— begin Material shown —

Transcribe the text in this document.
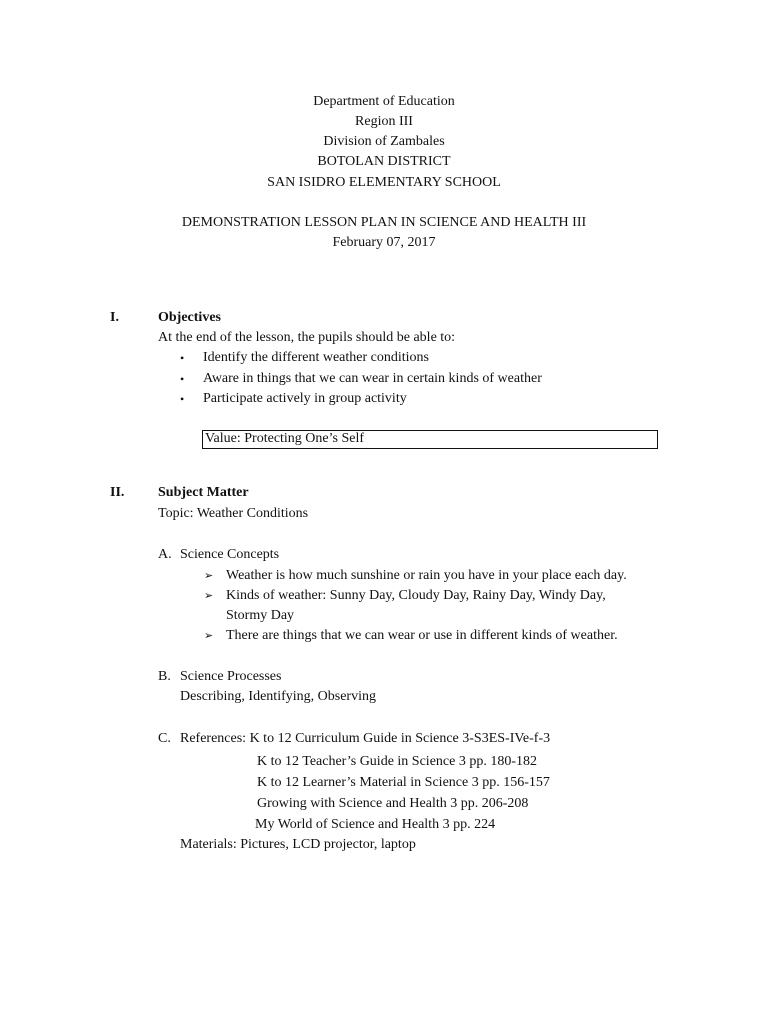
Department of Education
Region III
Division of Zambales
BOTOLAN DISTRICT
SAN ISIDRO ELEMENTARY SCHOOL
DEMONSTRATION LESSON PLAN IN SCIENCE AND HEALTH III
February 07, 2017
I.	Objectives
At the end of the lesson, the pupils should be able to:
• Identify the different weather conditions
• Aware in things that we can wear in certain kinds of weather
• Participate actively in group activity
Value: Protecting One’s Self
II. Subject Matter
Topic: Weather Conditions
A. Science Concepts
➢ Weather is how much sunshine or rain you have in your place each day.
➢ Kinds of weather: Sunny Day, Cloudy Day, Rainy Day, Windy Day,
Stormy Day
➢ There are things that we can wear or use in different kinds of weather.
B. Science Processes
Describing, Identifying, Observing
C. References: K to 12 Curriculum Guide in Science 3-S3ES-IVe-f-3
K to 12 Teacher’s Guide in Science 3 pp. 180-182
K to 12 Learner’s Material in Science 3 pp. 156-157
Growing with Science and Health 3 pp. 206-208
My World of Science and Health 3 pp. 224
Materials: Pictures, LCD projector, laptop
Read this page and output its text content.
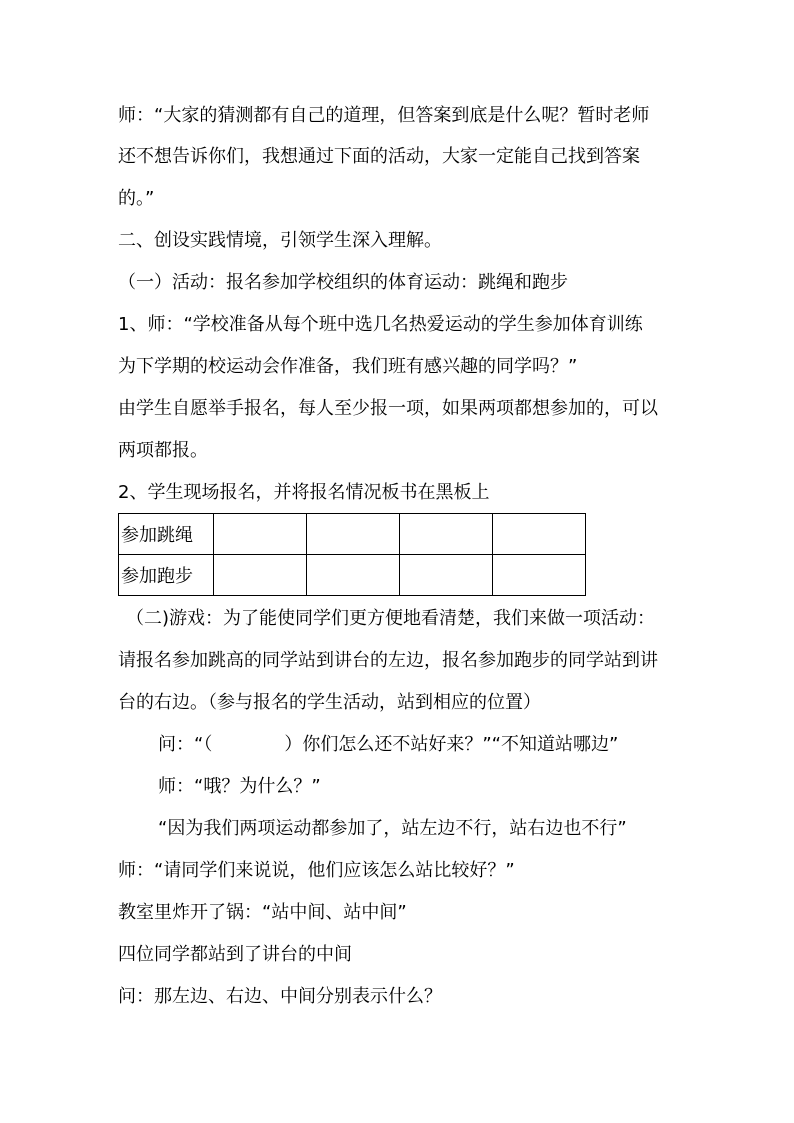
师：“大家的猜测都有自己的道理，但答案到底是什么呢？暂时老师
还不想告诉你们，我想通过下面的活动，大家一定能自己找到答案
的。”
二、创设实践情境，引领学生深入理解。
（一）活动：报名参加学校组织的体育运动：跳绳和跑步
1、师：“学校准备从每个班中选几名热爱运动的学生参加体育训练
为下学期的校运动会作准备，我们班有感兴趣的同学吗？”
由学生自愿举手报名，每人至少报一项，如果两项都想参加的，可以
两项都报。
2、学生现场报名，并将报名情况板书在黑板上
参加跳绳				
参加跑步				
（二)游戏：为了能使同学们更方便地看清楚，我们来做一项活动：
请报名参加跳高的同学站到讲台的左边，报名参加跑步的同学站到讲
台的右边。（参与报名的学生活动，站到相应的位置）
问：“（　　　　）你们怎么还不站好来？”“不知道站哪边”
师：“哦？为什么？”
“因为我们两项运动都参加了，站左边不行，站右边也不行”
师：“请同学们来说说，他们应该怎么站比较好？”
教室里炸开了锅：“站中间、站中间”
四位同学都站到了讲台的中间
问：那左边、右边、中间分别表示什么？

— end Material shown —

• [Task objective] Find each line with the string "that" and copy it out.

• [Response to this exercise]
• Aware in things that we can wear in certain kinds of weather
➢ There are things that we can wear or use in different kinds of weather.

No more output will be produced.